## CHALLENGE:
Pick out the lines below that include the string "биоэквивалентности".

Excerpt from a dataset
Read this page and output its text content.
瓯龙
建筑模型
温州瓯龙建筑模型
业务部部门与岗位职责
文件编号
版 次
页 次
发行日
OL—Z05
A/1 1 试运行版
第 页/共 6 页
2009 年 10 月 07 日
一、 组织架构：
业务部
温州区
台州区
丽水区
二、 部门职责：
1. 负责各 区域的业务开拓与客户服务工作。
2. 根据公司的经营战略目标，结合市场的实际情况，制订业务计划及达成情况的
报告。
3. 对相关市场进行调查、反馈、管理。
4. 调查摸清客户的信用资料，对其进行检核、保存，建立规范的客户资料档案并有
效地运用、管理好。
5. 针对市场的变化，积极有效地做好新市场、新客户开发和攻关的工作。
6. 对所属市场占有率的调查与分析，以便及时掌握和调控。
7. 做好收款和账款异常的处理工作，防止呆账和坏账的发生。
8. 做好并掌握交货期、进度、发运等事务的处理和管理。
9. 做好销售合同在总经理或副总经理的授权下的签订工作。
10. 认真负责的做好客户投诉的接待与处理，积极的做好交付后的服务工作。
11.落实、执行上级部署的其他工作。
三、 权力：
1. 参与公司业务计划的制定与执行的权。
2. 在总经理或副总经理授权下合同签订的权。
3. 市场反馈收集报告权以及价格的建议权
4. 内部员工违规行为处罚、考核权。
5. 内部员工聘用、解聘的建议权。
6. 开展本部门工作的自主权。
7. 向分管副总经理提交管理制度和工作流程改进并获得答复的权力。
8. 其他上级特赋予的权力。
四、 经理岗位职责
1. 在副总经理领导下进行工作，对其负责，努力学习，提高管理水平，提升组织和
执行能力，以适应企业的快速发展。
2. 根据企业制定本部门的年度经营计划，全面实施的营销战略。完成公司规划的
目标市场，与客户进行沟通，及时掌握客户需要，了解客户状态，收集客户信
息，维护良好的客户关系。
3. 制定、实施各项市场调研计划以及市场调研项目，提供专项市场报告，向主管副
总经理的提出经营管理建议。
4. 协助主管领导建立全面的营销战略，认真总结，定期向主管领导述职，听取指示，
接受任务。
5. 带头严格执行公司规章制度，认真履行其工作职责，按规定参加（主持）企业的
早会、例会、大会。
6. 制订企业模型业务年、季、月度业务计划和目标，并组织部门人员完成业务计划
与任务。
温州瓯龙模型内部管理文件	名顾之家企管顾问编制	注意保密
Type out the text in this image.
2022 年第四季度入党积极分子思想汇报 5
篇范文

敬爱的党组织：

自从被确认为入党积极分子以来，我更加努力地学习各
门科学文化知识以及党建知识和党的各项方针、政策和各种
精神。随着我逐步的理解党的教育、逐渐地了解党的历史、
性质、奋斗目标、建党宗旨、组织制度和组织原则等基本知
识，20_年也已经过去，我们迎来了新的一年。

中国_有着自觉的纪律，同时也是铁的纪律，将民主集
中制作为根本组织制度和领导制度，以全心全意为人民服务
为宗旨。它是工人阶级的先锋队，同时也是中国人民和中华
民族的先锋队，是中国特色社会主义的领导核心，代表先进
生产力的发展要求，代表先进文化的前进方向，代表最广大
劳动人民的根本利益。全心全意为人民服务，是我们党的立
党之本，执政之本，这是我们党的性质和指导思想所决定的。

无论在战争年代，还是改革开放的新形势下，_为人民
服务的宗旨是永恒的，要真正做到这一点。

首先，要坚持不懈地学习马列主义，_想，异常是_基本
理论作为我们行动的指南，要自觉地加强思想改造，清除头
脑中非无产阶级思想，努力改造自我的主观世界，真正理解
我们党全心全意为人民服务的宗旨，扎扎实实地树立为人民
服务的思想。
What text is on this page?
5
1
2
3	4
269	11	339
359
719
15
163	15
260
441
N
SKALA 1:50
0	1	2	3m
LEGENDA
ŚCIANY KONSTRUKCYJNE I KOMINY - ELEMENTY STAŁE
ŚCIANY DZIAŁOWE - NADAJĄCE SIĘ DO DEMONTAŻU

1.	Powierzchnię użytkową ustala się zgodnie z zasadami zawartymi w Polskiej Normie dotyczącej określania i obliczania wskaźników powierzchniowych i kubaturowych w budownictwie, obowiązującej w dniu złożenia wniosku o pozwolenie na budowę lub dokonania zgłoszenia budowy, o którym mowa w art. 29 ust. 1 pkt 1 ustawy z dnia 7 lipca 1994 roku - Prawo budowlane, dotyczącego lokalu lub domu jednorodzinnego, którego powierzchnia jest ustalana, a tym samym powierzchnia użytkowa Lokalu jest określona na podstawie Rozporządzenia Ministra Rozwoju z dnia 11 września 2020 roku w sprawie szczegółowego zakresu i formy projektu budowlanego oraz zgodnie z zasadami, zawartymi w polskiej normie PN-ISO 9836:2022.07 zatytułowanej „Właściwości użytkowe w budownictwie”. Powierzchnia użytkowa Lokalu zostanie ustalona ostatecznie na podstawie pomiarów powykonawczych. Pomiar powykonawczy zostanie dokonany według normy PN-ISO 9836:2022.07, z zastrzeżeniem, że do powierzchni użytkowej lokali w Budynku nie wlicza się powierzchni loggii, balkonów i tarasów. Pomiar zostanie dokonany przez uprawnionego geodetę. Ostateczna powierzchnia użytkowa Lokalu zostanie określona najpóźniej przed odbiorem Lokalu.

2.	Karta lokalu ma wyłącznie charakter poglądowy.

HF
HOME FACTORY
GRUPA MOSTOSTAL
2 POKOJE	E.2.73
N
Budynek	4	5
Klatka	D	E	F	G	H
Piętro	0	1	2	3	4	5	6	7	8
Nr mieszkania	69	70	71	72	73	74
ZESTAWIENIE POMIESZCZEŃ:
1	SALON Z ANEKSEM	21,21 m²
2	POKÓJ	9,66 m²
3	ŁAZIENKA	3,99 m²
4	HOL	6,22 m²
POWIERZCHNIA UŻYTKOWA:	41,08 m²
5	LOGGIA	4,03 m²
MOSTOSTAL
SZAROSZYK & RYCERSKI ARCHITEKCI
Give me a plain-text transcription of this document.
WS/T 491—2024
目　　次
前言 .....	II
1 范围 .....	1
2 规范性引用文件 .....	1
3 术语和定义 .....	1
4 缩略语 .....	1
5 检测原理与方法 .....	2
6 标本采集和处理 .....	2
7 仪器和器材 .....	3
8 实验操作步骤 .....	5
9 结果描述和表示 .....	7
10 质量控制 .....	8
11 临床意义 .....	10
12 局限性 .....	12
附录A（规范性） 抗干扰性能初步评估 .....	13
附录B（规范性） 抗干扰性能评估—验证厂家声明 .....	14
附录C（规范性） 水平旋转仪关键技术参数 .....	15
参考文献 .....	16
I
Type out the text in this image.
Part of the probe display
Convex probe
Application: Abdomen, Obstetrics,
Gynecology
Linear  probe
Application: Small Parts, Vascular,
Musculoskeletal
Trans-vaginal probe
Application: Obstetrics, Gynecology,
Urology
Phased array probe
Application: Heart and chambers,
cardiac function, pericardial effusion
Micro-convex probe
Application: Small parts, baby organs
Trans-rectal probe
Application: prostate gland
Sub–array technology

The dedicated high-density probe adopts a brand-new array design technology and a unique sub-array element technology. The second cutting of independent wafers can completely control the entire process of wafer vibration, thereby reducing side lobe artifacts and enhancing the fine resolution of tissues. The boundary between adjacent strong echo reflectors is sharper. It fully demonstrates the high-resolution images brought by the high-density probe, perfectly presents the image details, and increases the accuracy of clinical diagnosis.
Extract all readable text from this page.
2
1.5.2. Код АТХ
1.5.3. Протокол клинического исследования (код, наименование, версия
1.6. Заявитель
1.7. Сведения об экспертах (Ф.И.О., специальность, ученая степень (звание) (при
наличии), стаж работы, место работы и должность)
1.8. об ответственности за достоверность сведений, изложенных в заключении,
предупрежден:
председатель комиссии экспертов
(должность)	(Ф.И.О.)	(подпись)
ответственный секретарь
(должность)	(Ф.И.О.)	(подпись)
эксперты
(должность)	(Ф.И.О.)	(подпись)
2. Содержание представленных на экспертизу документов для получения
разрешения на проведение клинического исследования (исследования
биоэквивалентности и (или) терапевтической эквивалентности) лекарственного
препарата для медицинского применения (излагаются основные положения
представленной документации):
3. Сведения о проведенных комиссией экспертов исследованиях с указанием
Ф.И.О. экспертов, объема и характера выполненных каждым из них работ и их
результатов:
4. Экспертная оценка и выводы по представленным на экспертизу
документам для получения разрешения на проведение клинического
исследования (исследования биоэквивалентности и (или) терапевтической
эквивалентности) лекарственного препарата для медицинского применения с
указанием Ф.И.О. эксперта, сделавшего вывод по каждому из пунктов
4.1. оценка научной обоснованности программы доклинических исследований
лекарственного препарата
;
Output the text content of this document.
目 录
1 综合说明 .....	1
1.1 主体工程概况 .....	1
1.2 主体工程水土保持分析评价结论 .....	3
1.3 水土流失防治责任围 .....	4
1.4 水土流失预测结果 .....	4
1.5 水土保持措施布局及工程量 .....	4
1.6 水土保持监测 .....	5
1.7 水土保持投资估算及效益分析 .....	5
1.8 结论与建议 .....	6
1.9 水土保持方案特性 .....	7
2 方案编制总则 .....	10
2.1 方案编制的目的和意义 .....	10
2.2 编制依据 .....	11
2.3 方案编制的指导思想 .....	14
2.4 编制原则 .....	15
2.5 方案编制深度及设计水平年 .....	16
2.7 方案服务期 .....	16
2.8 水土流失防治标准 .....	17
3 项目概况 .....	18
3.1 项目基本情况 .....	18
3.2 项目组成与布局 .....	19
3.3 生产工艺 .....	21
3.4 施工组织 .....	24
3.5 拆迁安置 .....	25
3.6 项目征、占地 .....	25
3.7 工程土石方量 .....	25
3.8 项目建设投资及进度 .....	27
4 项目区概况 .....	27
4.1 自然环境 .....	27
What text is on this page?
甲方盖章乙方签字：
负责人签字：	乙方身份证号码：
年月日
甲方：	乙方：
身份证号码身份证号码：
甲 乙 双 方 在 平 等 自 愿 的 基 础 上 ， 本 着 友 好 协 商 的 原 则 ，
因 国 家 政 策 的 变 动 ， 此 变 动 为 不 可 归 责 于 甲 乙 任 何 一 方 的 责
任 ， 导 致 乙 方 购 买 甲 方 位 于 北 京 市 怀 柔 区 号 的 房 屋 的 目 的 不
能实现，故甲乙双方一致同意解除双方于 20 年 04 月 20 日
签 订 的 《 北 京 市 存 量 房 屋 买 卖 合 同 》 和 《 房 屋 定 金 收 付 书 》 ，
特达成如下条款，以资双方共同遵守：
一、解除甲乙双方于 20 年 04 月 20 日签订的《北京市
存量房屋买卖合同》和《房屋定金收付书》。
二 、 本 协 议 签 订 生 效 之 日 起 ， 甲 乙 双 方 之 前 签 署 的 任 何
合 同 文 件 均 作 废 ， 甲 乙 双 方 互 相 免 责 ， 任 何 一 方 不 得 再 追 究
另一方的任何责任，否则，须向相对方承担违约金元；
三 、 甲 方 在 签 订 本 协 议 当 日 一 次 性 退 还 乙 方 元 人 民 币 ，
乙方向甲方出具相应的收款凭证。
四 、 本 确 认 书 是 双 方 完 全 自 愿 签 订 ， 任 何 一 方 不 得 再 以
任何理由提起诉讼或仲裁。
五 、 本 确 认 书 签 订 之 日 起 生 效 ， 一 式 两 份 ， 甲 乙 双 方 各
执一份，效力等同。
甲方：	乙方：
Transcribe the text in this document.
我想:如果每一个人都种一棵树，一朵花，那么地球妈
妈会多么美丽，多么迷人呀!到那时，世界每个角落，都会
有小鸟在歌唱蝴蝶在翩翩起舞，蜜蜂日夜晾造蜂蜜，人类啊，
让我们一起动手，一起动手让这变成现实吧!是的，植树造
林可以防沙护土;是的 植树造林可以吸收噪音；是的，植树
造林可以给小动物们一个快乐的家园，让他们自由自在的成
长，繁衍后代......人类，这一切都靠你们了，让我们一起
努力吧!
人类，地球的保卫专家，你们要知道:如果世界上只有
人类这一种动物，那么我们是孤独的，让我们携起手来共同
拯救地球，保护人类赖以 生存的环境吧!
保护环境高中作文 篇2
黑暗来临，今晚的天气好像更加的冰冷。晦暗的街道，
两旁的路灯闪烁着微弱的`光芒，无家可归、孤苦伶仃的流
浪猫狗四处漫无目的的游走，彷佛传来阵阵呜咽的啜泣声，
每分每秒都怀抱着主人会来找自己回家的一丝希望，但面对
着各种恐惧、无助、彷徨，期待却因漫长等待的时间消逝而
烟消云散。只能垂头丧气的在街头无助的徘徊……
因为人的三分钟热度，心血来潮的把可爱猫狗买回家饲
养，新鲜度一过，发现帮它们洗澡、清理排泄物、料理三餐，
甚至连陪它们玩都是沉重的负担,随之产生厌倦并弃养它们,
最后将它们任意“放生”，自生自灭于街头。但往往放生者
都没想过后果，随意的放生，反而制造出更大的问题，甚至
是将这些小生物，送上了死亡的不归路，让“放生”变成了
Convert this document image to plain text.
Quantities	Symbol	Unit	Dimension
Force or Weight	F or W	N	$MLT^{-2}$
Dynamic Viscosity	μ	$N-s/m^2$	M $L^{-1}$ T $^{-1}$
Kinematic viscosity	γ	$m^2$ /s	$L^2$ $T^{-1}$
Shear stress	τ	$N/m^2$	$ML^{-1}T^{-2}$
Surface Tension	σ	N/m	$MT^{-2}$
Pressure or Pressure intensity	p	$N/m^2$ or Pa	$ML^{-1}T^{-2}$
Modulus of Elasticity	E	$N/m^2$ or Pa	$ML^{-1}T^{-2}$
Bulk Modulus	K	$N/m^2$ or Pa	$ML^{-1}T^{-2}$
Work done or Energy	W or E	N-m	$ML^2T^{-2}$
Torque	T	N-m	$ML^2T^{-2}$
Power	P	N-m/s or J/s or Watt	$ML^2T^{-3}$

## ANSWER TO THE PROBLEM:
биоэквивалентности и (или) терапевтической эквивалентности) лекарственного
исследования (исследования биоэквивалентности и (или) терапевтической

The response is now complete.